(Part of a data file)

________________________________________

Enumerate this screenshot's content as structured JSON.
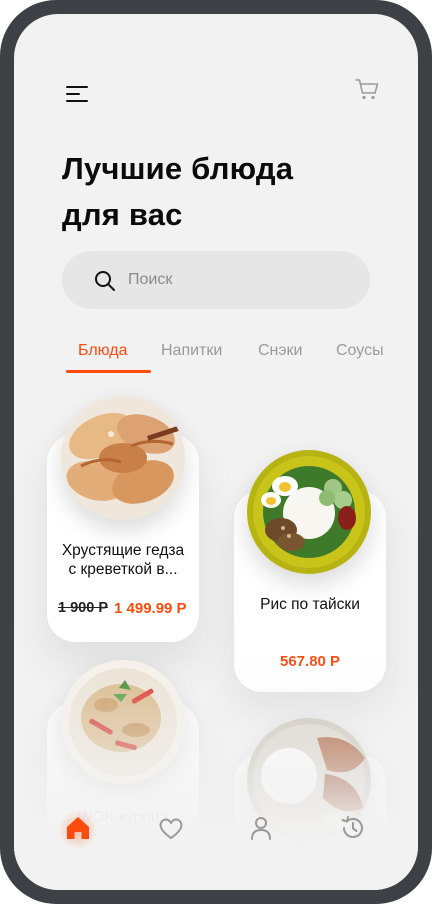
{
  "header": {
    "title_line1": "Лучшие блюда",
    "title_line2": "для вас"
  },
  "search": {
    "placeholder": "Поиск"
  },
  "tabs": [
    {
      "label": "Блюда",
      "active": true
    },
    {
      "label": "Напитки",
      "active": false
    },
    {
      "label": "Снэки",
      "active": false
    },
    {
      "label": "Соусы",
      "active": false
    }
  ],
  "products": [
    {
      "name_line1": "Хрустящие гедза",
      "name_line2": "с креветкой в...",
      "old_price": "1 900 Р",
      "price": "1 499.99 Р"
    },
    {
      "name_line1": "Рис по тайски",
      "price": "567.80 Р"
    },
    {
      "name_line1": "WOK курица"
    },
    {
      "name_line1": ""
    }
  ],
  "bottom_nav": [
    {
      "icon": "home-icon",
      "active": true
    },
    {
      "icon": "heart-icon",
      "active": false
    },
    {
      "icon": "user-icon",
      "active": false
    },
    {
      "icon": "history-icon",
      "active": false
    }
  ],
  "colors": {
    "accent": "#fa4a0c",
    "background": "#f2f2f2",
    "frame": "#3d4044"
  }
}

________________________________________

## DIRECTION
Pictures are excluded; copy every other part of the records exactly.

## RESULT OF THIS EXERCISE
Enumerate this screenshot's content as structured JSON.
{
  "header": {
    "title_line1": "Лучшие блюда",
    "title_line2": "для вас"
  },
  "search": {
    "placeholder": "Поиск"
  },
  "tabs": [
    {
      "label": "Блюда",
      "active": true
    },
    {
      "label": "Напитки",
      "active": false
    },
    {
      "label": "Снэки",
      "active": false
    },
    {
      "label": "Соусы",
      "active": false
    }
  ],
  "products": [
    {
      "name_line1": "Хрустящие гедза",
      "name_line2": "с креветкой в...",
      "old_price": "1 900 Р",
      "price": "1 499.99 Р"
    },
    {
      "name_line1": "Рис по тайски",
      "price": "567.80 Р"
    },
    {
      "name_line1": "WOK курица"
    },
    {
      "name_line1": ""
    }
  ],
  "bottom_nav": [
    {
      "icon": "home-icon",
      "active": true
    },
    {
      "icon": "heart-icon",
      "active": false
    },
    {
      "icon": "user-icon",
      "active": false
    },
    {
      "icon": "history-icon",
      "active": false
    }
  ],
  "colors": {
    "accent": "#fa4a0c",
    "background": "#f2f2f2",
    "frame": "#3d4044"
  }
}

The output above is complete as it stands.